**Texto fornecido:**

────────

Há ainda a preocupação de que, nestes estados onde a IVG é proibida, os outros direitos sexuais e reprodutivos sejam também limitados. Concretamente, o acesso a serviços de saúde sexual e reprodutiva (que já não são assim tão acessíveis a todos num país onde só tem acesso a cuidados de saúde quem tem dinheiro para pagar um seguro), a serviços de planeamento familiar, a meios contraceptivos ou à educação sexual.

Estes retrocessos, nos EUA mas também em vários países na Europa, atentam contra a salvaguarda da saúde, dos direitos e da dignidade das mulheres, com riscos acrescidos para as mulheres trabalhadoras. Alertam-nos para que a defesa destas conquistas seja constante.

────────

**Linhas armazenadas:**
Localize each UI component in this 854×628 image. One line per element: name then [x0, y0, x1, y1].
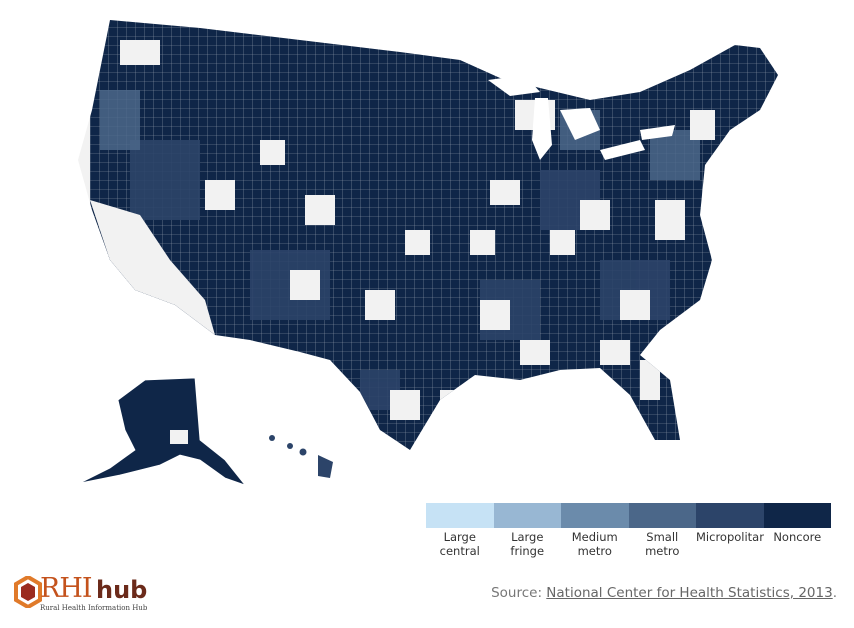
logo-hub-text: hub	[96, 576, 148, 604]
rhihub-logo-mark-icon	[14, 576, 42, 608]
source-prefix: Source:	[491, 585, 547, 601]
great-lakes	[488, 75, 675, 160]
legend-label-micropolitan: Micropolitan	[696, 530, 764, 544]
source-suffix: .	[832, 585, 837, 601]
legend-label-noncore: Noncore	[773, 530, 822, 544]
source-note: Source: National Center for Health Stati…	[491, 585, 837, 601]
legend-swatch-large-fringe-metro	[493, 503, 561, 528]
legend-label-large-central-metro: Large central metro	[439, 530, 480, 558]
legend-swatch-medium-metro	[561, 503, 629, 528]
legend-label-small-metro: Small metro	[645, 530, 680, 558]
hawaii	[269, 435, 333, 478]
alaska	[79, 377, 247, 486]
legend-label-large-fringe-metro: Large fringe metro	[510, 530, 545, 558]
rhihub-logo[interactable]: RHI hub Rural Health Information Hub	[14, 573, 184, 616]
logo-tagline: Rural Health Information Hub	[40, 604, 148, 612]
source-link[interactable]: National Center for Health Statistics, 2…	[546, 585, 833, 601]
map-legend: Large central metro Large fringe metro M…	[426, 503, 831, 558]
us-county-map	[78, 20, 778, 486]
legend-swatch-small-metro	[628, 503, 696, 528]
legend-swatch-micropolitan	[696, 503, 764, 528]
legend-swatch-noncore	[763, 503, 831, 528]
logo-rhi-text: RHI	[40, 573, 93, 604]
legend-label-medium-metro: Medium metro	[571, 530, 618, 558]
legend-swatch-large-central-metro	[426, 503, 494, 528]
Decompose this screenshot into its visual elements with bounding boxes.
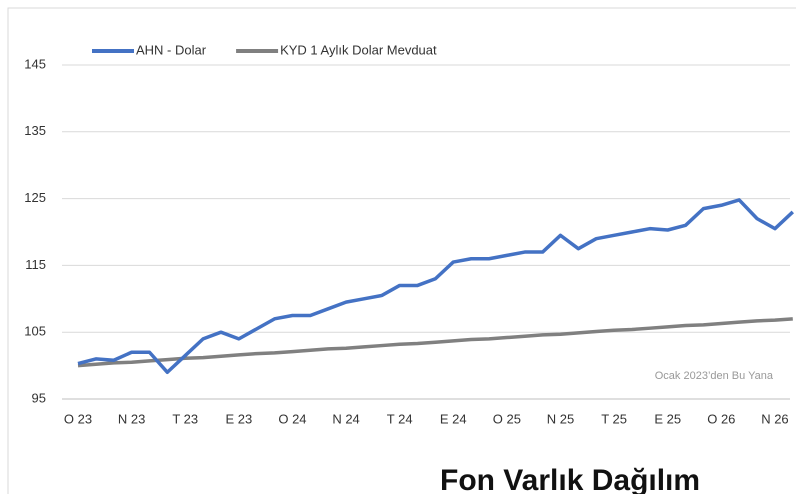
x-tick-label: O 25	[493, 411, 521, 426]
series-line	[77, 317, 793, 368]
x-tick-label: E 24	[440, 411, 467, 426]
x-tick-label: O 23	[64, 411, 92, 426]
y-tick-label: 145	[24, 56, 46, 71]
x-tick-label: T 25	[601, 411, 627, 426]
y-tick-label: 115	[25, 257, 46, 272]
chart-frame	[7, 7, 796, 494]
series-line	[77, 198, 794, 375]
x-tick-label: E 23	[225, 411, 252, 426]
x-tick-label: E 25	[654, 411, 681, 426]
x-tick-label: N 26	[761, 411, 788, 426]
x-tick-label: T 23	[172, 411, 198, 426]
y-tick-label: 105	[24, 324, 46, 339]
x-tick-label: T 24	[387, 411, 413, 426]
x-tick-label: O 24	[278, 411, 306, 426]
x-tick-label: N 25	[547, 411, 574, 426]
y-tick-label: 135	[24, 123, 46, 138]
x-tick-label: O 26	[707, 411, 735, 426]
legend-label: AHN - Dolar	[136, 42, 207, 57]
section-heading: Fon Varlık Dağılım	[440, 464, 700, 494]
y-tick-label: 125	[24, 190, 46, 205]
y-tick-label: 95	[32, 390, 46, 405]
x-tick-label: N 23	[118, 411, 145, 426]
legend-label: KYD 1 Aylık Dolar Mevduat	[280, 42, 437, 57]
x-tick-label: N 24	[332, 411, 359, 426]
annotation: Ocak 2023’den Bu Yana	[655, 370, 774, 382]
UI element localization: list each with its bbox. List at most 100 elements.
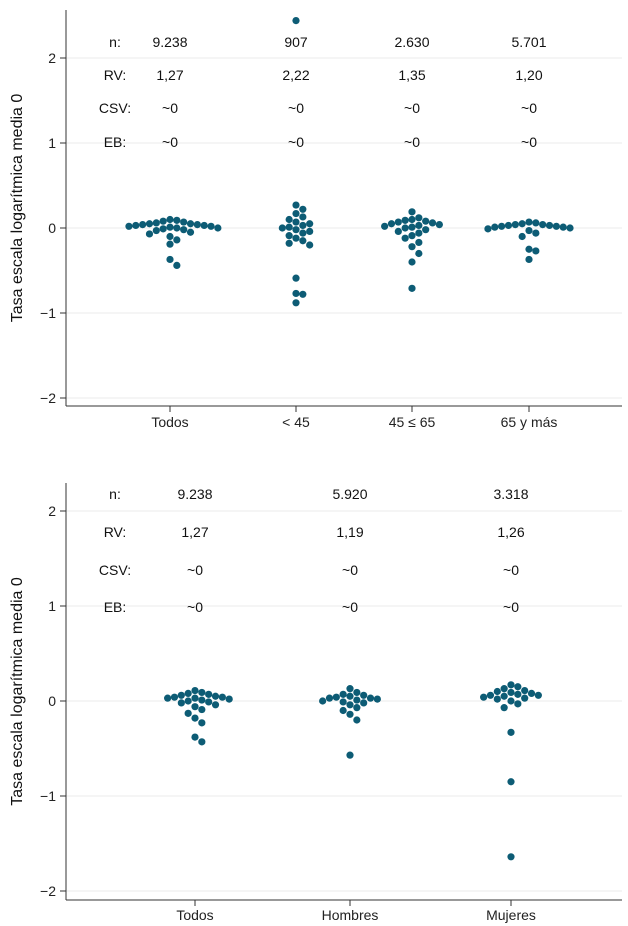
data-point bbox=[166, 215, 174, 224]
data-point bbox=[480, 693, 488, 701]
data-point bbox=[299, 290, 307, 298]
chart-panel-1: −2 −1 0 1 2 Tasa escala logarítmica media 0 To… bbox=[9, 10, 622, 430]
data-point bbox=[428, 219, 437, 227]
data-point bbox=[507, 688, 515, 697]
data-point bbox=[408, 243, 416, 251]
y-tick-label: 1 bbox=[48, 598, 56, 614]
data-point bbox=[299, 229, 307, 237]
stat-value: ~0 bbox=[162, 134, 178, 150]
data-point bbox=[401, 224, 409, 232]
data-point bbox=[173, 216, 181, 224]
data-point bbox=[514, 683, 522, 691]
data-point bbox=[525, 218, 533, 226]
y-axis-title: Tasa escala logarítmica media 0 bbox=[9, 577, 26, 806]
y-tick-label: 0 bbox=[48, 693, 56, 709]
data-point bbox=[422, 226, 430, 234]
stat-value: 5.701 bbox=[511, 34, 546, 50]
data-point bbox=[507, 681, 515, 689]
stat-value: ~0 bbox=[288, 134, 304, 150]
data-point bbox=[353, 704, 361, 712]
data-point bbox=[200, 221, 208, 230]
data-point bbox=[373, 695, 381, 703]
y-tick-label: −2 bbox=[40, 390, 56, 406]
data-point bbox=[387, 220, 396, 228]
data-point bbox=[394, 227, 402, 235]
data-point bbox=[306, 227, 314, 235]
data-point bbox=[292, 289, 300, 298]
data-point bbox=[339, 698, 347, 706]
data-point bbox=[381, 222, 389, 230]
data-point bbox=[507, 853, 515, 861]
data-point bbox=[170, 693, 179, 701]
data-point bbox=[159, 217, 167, 225]
stat-row-label: n: bbox=[109, 34, 121, 50]
data-point bbox=[292, 17, 300, 25]
y-tick-label: 1 bbox=[48, 135, 56, 151]
data-point bbox=[218, 693, 226, 701]
data-point bbox=[299, 221, 307, 230]
data-point bbox=[292, 226, 300, 234]
data-point bbox=[299, 237, 307, 245]
data-point bbox=[306, 220, 314, 228]
y-tick-label: −1 bbox=[40, 788, 56, 804]
stat-row-label: RV: bbox=[104, 67, 127, 83]
stat-value: ~0 bbox=[342, 599, 358, 615]
data-point bbox=[518, 232, 526, 241]
data-point bbox=[285, 232, 293, 240]
data-point bbox=[484, 225, 492, 233]
data-point bbox=[285, 215, 293, 224]
x-tick-label: < 45 bbox=[282, 414, 310, 430]
chart-panel-2: −2 −1 0 1 2 Tasa escala logarítmica media 0 To… bbox=[9, 483, 622, 923]
y-tick-label: 2 bbox=[48, 503, 56, 519]
data-point bbox=[539, 221, 547, 229]
data-point bbox=[198, 696, 206, 704]
data-point bbox=[166, 232, 174, 241]
x-tick-label: Todos bbox=[151, 414, 188, 430]
data-point bbox=[139, 221, 147, 229]
data-point bbox=[415, 229, 423, 237]
stat-value: 1,35 bbox=[398, 67, 425, 83]
data-point bbox=[415, 238, 423, 247]
stat-row-label: n: bbox=[109, 486, 121, 502]
data-point bbox=[166, 255, 174, 264]
y-tick-label: 0 bbox=[48, 220, 56, 236]
data-point bbox=[292, 201, 300, 209]
stat-row-label: RV: bbox=[104, 524, 127, 540]
data-point bbox=[532, 229, 540, 237]
stat-value: ~0 bbox=[162, 100, 178, 116]
data-point bbox=[299, 205, 307, 213]
data-point bbox=[394, 218, 402, 226]
data-point bbox=[353, 688, 361, 697]
data-point bbox=[507, 728, 515, 736]
data-point bbox=[193, 221, 201, 229]
stat-row-label: EB: bbox=[104, 134, 127, 150]
data-point bbox=[552, 222, 560, 230]
x-tick-label: Hombres bbox=[322, 907, 379, 923]
x-tick-label: Mujeres bbox=[486, 907, 536, 923]
data-point bbox=[435, 221, 443, 229]
data-point bbox=[401, 234, 409, 242]
data-point bbox=[360, 691, 368, 699]
data-point bbox=[493, 687, 501, 696]
data-point bbox=[325, 694, 334, 702]
data-point bbox=[525, 226, 533, 235]
x-tick-label: 65 y más bbox=[501, 414, 558, 430]
data-point bbox=[173, 224, 181, 232]
data-point bbox=[493, 695, 501, 703]
stat-value: ~0 bbox=[187, 599, 203, 615]
data-point bbox=[415, 249, 423, 258]
data-point bbox=[507, 778, 515, 786]
y-tick-label: −1 bbox=[40, 305, 56, 321]
data-point bbox=[408, 208, 416, 216]
stat-value: ~0 bbox=[342, 562, 358, 578]
data-point bbox=[545, 221, 554, 230]
data-point bbox=[504, 221, 513, 230]
stat-value: ~0 bbox=[404, 134, 420, 150]
data-point bbox=[408, 258, 416, 266]
data-point bbox=[166, 240, 174, 248]
data-point bbox=[159, 225, 167, 233]
stat-value: 9.238 bbox=[152, 34, 187, 50]
data-point bbox=[152, 219, 160, 227]
data-point bbox=[180, 218, 188, 226]
data-point bbox=[527, 689, 536, 698]
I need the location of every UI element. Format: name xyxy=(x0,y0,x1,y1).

────────

**Trabalho a realizar:**
• 1. Resuma em duas frases o texto sobre os direitos sexuais e reprodutivos.
• 2. Prossiga o texto sobre os direitos sexuais e reprodutivos a partir do ponto em que termina.

**Lista de respostas:**
• 1. Teme-se que, nos estados onde a IVG é proibida, também sejam limitados outros direitos sexuais e reprodutivos, como o acesso a serviços de saúde sexual e reprodutiva, ao planeamento familiar, a meios contraceptivos e à educação sexual. Estes retrocessos, nos EUA e em vários países da Europa, atentam contra a saúde, os direitos e a dignidade das mulheres, com riscos acrescidos para as trabalhadoras, e alertam para que a defesa destas conquistas seja constante.

• 2.
E o Parlamento Europeu que se indigna agora contra estes retrocessos nos EUA é o mesmo que, tantas vezes defendendo a cartilha neoliberal, ataca os serviços públicos de saúde, impondo cortes que, na prática, põem em causa os direitos que agora dizem defender... Nos EUA.

Os deputados do PCP no Parlamento Europeu solidarizam-se com as mulheres que sofrem estes retrocessos, certos de que nenhum direito se perde para sempre.